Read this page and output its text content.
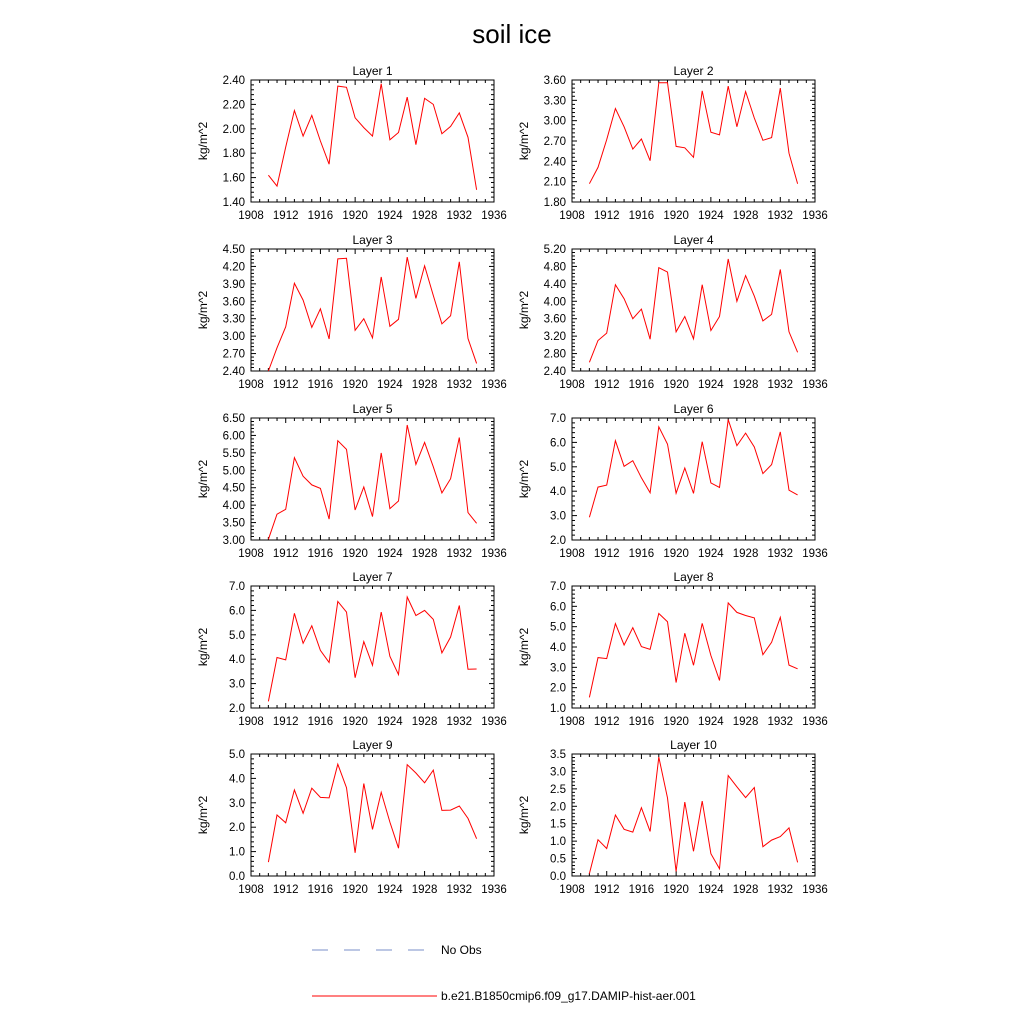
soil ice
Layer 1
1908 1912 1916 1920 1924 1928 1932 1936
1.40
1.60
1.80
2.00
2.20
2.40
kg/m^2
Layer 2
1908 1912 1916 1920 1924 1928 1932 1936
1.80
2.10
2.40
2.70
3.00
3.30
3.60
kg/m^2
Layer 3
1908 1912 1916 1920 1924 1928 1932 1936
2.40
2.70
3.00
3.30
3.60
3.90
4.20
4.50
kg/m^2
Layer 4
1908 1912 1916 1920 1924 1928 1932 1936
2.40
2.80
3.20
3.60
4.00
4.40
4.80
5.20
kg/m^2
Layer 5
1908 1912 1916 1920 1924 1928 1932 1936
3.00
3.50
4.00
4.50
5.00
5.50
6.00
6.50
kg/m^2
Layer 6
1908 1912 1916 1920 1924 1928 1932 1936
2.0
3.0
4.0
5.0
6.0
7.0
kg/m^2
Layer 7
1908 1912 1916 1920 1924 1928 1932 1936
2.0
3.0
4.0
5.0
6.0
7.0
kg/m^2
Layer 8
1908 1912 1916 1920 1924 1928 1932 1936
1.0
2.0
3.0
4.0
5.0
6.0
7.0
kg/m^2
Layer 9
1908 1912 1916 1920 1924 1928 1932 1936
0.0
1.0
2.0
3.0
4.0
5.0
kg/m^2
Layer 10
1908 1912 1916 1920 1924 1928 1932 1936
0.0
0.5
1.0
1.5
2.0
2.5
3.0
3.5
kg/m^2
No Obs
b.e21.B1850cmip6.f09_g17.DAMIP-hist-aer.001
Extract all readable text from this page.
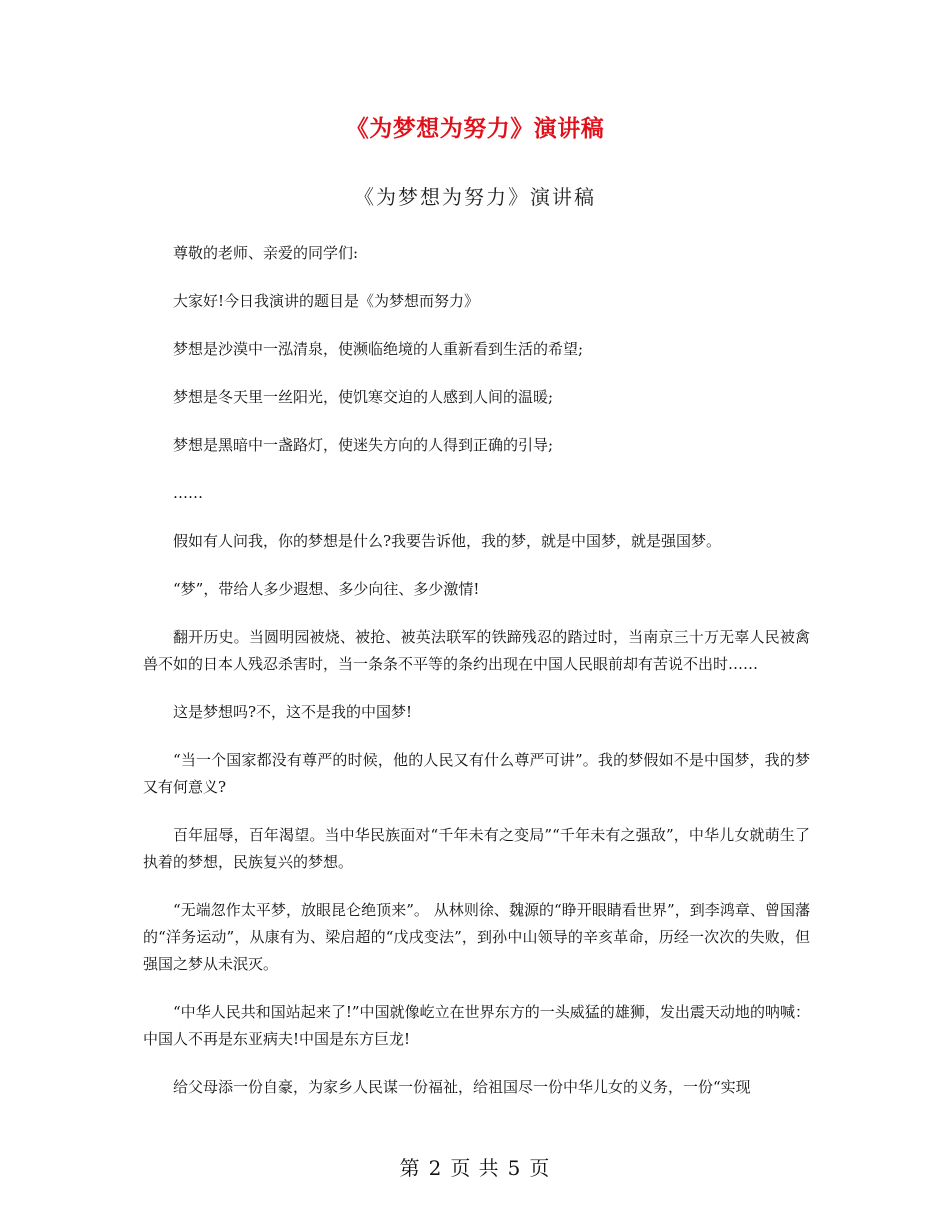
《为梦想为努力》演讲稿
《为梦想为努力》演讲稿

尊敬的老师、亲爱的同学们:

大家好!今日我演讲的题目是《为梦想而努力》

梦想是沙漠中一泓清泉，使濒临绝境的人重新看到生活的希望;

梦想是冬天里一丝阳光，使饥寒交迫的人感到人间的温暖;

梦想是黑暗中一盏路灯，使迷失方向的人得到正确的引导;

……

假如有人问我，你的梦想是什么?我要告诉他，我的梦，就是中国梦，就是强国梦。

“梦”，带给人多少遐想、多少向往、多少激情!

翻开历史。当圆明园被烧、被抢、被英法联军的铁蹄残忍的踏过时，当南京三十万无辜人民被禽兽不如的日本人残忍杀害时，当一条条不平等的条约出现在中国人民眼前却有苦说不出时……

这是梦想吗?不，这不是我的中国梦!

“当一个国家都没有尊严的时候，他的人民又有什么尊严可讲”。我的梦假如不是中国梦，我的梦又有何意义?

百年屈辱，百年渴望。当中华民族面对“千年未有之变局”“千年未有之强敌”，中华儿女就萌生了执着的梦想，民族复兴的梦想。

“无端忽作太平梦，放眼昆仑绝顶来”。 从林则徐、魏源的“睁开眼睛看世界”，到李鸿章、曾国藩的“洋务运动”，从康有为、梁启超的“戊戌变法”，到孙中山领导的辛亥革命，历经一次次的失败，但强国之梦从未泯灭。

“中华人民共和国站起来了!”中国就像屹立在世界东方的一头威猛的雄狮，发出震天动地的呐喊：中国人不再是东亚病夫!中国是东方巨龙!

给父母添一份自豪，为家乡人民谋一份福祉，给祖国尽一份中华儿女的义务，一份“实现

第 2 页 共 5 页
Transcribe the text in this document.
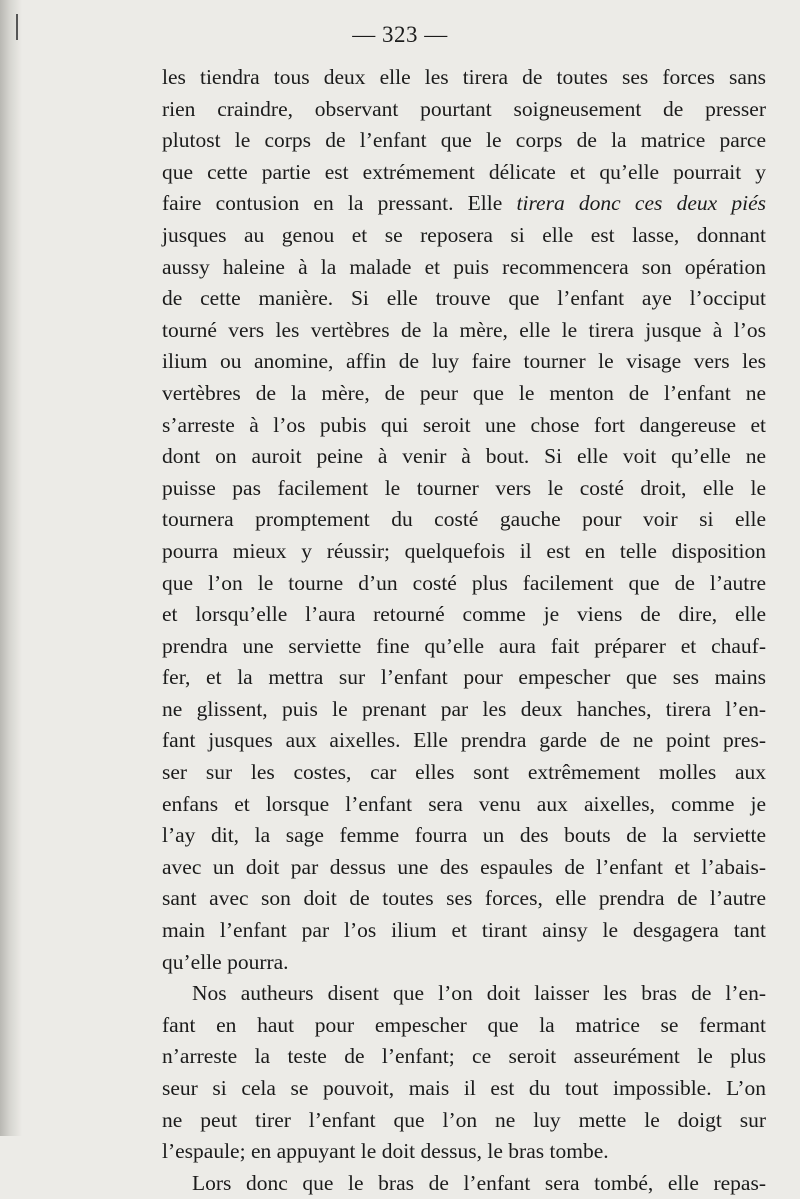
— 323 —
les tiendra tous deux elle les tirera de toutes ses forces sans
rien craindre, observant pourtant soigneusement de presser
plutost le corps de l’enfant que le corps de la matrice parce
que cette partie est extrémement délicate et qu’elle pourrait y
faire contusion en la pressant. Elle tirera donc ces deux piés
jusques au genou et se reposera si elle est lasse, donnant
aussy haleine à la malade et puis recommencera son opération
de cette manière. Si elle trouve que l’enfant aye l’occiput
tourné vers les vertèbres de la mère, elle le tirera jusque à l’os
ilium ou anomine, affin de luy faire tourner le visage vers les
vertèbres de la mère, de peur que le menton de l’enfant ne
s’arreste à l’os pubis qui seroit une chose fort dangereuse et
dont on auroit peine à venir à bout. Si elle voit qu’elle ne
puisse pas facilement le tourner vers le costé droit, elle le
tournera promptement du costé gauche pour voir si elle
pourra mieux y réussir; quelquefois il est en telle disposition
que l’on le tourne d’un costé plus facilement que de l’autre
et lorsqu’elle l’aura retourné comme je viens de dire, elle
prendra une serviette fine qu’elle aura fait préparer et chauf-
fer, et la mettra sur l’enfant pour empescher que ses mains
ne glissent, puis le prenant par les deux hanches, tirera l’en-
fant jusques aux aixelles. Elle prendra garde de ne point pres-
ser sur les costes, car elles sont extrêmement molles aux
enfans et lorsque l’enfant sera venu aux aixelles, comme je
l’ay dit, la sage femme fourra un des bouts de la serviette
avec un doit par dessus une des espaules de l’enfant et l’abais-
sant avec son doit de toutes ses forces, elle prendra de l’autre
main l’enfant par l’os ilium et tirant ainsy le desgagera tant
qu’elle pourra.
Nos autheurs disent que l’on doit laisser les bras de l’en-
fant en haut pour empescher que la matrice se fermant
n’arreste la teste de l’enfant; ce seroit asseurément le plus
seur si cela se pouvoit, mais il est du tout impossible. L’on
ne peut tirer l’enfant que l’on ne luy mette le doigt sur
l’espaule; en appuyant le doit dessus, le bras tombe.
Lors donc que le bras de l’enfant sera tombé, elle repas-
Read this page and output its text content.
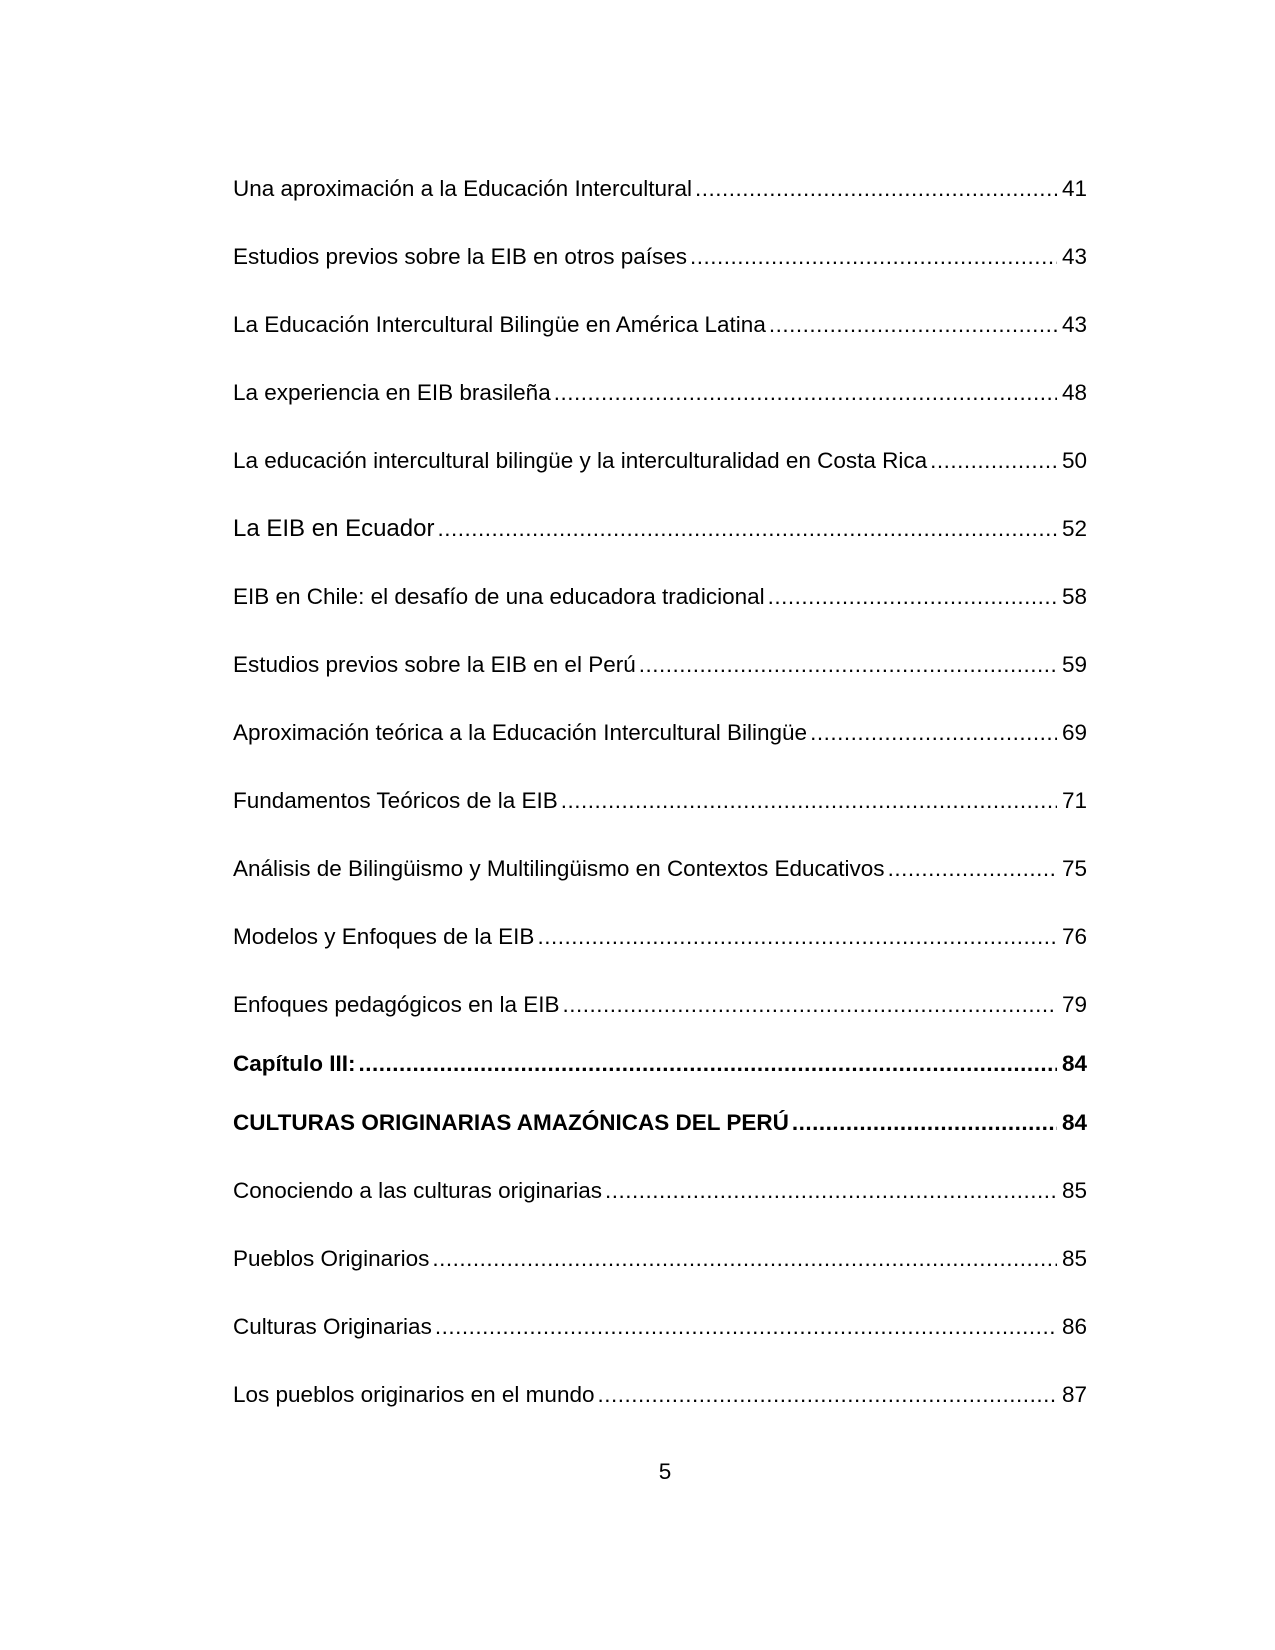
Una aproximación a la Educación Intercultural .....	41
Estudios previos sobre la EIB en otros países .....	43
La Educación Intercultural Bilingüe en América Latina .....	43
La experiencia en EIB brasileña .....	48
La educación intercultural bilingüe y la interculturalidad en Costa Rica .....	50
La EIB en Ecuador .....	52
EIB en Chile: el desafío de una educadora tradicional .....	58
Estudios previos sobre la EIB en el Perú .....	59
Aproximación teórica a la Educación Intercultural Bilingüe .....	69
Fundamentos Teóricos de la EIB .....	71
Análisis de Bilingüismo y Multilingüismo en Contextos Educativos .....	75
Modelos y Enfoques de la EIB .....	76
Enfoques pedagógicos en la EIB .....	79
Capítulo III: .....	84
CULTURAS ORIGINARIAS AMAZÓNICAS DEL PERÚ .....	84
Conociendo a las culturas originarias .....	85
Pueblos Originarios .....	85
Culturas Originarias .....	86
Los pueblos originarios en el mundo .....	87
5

=-=-=

Sift the material for lines with the string "toutes". Copy each one found.

SOLUTION:
les tiendra tous deux elle les tirera de toutes ses forces sans
sant avec son doit de toutes ses forces, elle prendra de l’autre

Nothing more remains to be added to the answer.